Dataset excerpts -
<<<<

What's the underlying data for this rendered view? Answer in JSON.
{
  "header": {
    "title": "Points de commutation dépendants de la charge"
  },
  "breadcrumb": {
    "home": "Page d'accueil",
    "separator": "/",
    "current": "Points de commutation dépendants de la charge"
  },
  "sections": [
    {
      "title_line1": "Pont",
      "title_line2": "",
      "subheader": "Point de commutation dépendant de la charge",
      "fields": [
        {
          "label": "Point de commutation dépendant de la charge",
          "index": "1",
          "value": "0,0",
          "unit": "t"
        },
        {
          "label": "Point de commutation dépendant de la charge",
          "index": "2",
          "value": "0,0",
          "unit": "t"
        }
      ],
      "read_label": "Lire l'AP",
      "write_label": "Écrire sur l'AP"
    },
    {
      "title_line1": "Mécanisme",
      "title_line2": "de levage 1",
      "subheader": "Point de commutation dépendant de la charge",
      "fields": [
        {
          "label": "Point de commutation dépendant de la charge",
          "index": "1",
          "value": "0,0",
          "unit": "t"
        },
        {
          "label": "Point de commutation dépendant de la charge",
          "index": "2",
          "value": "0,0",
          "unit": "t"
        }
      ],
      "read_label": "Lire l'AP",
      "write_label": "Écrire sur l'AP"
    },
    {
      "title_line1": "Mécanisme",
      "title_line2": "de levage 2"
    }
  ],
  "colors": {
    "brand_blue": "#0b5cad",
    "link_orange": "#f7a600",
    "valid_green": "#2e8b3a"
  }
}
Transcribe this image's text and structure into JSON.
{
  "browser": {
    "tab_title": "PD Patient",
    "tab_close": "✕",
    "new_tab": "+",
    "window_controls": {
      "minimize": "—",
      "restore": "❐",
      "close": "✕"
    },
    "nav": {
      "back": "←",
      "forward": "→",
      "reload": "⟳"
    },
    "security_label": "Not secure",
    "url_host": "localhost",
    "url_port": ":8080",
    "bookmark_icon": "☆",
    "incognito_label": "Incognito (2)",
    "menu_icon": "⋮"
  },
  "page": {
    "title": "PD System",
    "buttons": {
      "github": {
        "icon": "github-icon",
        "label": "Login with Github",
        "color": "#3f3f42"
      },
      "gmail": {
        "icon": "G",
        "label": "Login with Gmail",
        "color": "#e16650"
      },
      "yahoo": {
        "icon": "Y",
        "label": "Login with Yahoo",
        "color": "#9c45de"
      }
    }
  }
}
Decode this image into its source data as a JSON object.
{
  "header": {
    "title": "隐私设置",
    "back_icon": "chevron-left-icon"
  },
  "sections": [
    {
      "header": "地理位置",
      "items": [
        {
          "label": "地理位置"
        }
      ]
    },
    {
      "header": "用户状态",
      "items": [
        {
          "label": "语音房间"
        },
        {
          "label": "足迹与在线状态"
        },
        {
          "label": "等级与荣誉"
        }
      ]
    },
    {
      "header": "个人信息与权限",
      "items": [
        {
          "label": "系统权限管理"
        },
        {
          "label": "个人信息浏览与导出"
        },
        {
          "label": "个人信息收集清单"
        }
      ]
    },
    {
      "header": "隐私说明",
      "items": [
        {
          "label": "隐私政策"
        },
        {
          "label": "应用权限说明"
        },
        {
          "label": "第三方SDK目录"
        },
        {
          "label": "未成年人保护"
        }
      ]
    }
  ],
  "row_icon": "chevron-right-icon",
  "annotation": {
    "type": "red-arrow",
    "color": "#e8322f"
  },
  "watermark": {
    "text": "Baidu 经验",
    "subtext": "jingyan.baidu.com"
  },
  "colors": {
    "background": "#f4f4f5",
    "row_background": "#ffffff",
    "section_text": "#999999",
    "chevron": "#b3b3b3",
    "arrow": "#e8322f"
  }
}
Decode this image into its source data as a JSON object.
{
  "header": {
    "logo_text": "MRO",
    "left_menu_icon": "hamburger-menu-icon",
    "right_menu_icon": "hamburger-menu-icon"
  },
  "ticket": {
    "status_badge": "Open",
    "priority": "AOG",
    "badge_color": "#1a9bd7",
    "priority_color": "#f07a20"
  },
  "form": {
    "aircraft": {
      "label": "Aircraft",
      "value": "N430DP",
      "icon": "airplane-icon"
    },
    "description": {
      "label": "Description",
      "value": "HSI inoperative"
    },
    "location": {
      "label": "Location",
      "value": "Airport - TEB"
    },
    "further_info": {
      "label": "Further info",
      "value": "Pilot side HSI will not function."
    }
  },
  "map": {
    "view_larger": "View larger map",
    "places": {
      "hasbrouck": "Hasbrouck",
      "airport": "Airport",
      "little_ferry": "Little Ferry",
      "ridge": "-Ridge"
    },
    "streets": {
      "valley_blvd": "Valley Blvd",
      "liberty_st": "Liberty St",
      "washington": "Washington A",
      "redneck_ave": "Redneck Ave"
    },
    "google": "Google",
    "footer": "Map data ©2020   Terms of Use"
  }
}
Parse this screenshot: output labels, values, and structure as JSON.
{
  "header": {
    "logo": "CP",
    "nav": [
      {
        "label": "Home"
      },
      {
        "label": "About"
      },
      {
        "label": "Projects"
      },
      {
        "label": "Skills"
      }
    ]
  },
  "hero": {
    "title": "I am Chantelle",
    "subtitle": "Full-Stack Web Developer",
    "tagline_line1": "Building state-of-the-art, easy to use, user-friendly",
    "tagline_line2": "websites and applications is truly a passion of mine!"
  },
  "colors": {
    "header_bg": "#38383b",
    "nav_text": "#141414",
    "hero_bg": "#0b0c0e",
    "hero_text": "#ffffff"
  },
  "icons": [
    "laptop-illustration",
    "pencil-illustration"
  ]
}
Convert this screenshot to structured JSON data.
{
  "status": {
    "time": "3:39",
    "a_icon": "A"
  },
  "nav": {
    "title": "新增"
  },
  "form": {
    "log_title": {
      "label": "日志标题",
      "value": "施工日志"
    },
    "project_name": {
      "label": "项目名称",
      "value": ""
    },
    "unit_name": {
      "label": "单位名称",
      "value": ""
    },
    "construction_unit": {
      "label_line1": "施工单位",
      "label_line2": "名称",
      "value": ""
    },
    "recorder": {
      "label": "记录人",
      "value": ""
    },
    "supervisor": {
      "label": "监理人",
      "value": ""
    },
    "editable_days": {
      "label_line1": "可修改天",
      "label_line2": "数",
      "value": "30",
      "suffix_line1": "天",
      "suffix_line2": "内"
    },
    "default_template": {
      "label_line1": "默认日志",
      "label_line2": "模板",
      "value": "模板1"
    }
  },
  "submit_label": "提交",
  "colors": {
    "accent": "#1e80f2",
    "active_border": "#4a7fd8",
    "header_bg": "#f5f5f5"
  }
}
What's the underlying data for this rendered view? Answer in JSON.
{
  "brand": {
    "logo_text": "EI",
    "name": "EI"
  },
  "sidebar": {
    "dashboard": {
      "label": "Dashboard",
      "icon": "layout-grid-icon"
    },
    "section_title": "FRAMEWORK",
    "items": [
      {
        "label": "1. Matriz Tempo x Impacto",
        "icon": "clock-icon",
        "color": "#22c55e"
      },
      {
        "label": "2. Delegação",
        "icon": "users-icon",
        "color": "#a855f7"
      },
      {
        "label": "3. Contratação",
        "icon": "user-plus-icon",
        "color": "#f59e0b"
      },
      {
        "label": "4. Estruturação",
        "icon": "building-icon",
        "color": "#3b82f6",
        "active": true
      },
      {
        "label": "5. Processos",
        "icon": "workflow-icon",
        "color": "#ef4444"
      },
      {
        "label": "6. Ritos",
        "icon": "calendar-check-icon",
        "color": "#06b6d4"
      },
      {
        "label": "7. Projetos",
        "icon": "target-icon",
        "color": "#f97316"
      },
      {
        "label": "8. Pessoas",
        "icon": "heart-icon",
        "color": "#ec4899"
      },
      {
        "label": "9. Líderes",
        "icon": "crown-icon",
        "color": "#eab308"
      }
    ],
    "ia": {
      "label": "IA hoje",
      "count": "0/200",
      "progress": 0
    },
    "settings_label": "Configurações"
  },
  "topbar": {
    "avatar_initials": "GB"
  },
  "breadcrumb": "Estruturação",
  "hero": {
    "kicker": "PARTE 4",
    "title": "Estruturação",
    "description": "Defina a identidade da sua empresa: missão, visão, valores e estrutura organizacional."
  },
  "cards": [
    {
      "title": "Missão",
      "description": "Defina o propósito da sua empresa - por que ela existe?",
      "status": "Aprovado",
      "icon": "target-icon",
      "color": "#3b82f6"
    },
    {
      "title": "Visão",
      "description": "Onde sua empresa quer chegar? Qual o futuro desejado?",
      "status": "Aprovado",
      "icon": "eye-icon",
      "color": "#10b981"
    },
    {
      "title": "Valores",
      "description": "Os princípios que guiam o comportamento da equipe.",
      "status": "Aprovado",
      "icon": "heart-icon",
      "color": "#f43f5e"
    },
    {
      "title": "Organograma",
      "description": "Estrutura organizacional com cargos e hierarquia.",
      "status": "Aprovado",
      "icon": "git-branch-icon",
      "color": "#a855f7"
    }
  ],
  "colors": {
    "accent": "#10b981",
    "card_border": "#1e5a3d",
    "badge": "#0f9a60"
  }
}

>>>>

What the task requires -
Each line that holds the word "Login" is to be copied.

Finished task -
        "label": "Login with Github",
        "label": "Login with Gmail",
        "label": "Login with Yahoo",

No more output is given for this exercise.